** Start Material to process **
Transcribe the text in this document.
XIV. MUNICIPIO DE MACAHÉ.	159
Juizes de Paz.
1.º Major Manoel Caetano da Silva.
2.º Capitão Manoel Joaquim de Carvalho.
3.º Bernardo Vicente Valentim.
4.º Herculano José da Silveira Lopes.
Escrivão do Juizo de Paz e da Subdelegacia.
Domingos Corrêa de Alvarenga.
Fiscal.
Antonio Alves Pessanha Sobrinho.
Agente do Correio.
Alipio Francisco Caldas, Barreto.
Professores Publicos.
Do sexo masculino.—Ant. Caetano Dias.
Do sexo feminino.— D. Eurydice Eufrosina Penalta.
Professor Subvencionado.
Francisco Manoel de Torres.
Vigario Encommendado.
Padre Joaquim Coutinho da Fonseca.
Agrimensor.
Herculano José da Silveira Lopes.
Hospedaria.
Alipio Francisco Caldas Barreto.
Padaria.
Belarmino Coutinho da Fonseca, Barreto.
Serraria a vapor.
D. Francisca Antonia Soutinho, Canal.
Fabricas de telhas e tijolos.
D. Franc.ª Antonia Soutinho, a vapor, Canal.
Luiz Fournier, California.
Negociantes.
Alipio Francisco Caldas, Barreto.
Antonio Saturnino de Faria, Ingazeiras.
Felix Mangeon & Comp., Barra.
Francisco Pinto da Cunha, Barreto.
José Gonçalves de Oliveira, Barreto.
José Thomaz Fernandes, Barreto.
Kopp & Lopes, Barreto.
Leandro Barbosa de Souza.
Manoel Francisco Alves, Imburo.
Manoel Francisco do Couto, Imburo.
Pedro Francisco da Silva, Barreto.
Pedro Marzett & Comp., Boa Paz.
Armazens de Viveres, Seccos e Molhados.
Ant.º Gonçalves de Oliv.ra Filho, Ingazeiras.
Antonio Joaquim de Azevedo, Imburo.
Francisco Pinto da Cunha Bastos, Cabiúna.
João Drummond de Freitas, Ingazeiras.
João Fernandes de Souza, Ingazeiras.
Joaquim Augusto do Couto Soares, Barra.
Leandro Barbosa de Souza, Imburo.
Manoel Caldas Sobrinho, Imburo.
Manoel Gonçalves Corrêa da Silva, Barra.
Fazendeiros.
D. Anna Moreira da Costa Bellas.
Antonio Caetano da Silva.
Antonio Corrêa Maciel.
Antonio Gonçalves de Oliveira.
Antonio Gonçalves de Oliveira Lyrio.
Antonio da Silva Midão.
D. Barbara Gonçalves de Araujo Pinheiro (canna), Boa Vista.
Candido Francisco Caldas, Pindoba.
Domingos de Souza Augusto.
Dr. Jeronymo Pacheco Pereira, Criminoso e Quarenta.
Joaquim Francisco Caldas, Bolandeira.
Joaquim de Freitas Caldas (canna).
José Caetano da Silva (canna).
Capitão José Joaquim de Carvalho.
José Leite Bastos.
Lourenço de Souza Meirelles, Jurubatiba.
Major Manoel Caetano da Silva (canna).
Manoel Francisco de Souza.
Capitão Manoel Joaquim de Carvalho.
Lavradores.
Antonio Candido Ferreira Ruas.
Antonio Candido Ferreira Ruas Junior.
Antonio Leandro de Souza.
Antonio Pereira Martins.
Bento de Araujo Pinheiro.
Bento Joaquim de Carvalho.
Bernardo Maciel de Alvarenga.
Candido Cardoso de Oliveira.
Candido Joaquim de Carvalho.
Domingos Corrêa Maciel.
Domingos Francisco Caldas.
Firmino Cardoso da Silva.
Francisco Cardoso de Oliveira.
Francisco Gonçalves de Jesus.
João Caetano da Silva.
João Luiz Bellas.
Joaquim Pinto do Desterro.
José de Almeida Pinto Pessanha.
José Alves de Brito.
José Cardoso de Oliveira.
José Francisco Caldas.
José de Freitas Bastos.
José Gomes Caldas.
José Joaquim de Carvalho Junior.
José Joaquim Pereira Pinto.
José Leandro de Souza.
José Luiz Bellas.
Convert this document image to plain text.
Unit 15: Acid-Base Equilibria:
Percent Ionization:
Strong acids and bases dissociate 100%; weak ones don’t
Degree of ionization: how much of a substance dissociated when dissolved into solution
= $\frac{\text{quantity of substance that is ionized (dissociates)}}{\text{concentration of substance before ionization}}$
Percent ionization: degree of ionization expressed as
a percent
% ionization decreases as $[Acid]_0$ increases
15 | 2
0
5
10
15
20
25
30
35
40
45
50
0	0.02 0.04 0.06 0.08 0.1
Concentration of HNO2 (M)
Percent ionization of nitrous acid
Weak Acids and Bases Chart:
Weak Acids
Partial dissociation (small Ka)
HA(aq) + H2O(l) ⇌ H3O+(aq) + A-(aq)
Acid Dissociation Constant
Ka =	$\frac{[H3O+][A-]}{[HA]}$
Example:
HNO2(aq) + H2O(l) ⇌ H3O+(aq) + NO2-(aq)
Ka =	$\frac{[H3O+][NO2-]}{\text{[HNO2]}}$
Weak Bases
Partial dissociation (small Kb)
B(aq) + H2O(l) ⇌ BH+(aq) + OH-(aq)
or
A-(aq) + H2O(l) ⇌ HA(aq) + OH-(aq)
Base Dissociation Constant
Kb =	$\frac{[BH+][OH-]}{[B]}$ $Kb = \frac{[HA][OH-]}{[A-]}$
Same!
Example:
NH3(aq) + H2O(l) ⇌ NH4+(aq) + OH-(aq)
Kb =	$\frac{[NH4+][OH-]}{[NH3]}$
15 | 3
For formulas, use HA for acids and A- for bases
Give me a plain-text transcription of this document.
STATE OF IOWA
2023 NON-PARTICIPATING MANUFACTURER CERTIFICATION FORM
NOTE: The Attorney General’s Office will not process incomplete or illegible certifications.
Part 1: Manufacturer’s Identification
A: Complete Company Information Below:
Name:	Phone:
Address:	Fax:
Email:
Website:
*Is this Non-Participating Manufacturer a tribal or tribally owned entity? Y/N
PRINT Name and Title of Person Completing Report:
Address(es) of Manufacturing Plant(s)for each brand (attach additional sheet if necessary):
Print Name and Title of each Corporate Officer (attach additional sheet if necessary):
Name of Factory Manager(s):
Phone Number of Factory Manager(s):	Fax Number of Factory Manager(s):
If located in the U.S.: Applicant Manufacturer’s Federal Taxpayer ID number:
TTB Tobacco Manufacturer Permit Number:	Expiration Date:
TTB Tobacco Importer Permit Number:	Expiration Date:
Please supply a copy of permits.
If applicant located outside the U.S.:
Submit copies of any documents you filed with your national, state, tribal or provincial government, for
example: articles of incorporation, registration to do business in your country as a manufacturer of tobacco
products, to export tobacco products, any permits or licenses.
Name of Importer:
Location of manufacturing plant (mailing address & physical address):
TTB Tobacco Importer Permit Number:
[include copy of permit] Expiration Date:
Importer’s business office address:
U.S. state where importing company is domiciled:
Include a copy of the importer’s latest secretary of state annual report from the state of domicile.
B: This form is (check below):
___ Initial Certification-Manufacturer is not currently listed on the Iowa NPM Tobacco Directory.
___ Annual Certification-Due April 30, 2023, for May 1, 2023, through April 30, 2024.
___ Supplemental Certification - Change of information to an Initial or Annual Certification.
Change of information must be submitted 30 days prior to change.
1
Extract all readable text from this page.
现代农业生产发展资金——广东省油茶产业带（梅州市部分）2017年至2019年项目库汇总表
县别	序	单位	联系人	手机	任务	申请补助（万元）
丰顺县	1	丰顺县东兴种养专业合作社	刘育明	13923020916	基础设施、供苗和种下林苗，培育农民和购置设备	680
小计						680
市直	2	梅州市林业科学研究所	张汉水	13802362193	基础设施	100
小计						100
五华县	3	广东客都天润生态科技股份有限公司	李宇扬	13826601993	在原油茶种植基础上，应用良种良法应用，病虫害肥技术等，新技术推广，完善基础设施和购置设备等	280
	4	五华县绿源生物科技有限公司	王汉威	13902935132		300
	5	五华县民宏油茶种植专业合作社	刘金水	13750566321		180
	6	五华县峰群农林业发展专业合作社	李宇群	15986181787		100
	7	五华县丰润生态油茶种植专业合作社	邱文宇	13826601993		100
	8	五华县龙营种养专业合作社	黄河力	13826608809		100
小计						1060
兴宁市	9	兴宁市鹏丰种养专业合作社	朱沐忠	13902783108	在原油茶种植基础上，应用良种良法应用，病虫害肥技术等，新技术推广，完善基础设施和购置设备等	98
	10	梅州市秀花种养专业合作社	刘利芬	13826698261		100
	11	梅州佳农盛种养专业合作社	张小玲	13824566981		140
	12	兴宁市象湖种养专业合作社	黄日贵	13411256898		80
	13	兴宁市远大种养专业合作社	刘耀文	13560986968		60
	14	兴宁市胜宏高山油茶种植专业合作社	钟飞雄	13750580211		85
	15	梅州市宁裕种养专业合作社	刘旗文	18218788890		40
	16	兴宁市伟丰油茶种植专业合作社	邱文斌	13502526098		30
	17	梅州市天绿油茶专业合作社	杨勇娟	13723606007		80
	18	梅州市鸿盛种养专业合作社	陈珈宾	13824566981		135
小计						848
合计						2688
** End Material to process **
◆ What you are asked to do:
Tally the lines of the listing above that include the word "Luiz". Answer with the number alone.

◆ The reply:
3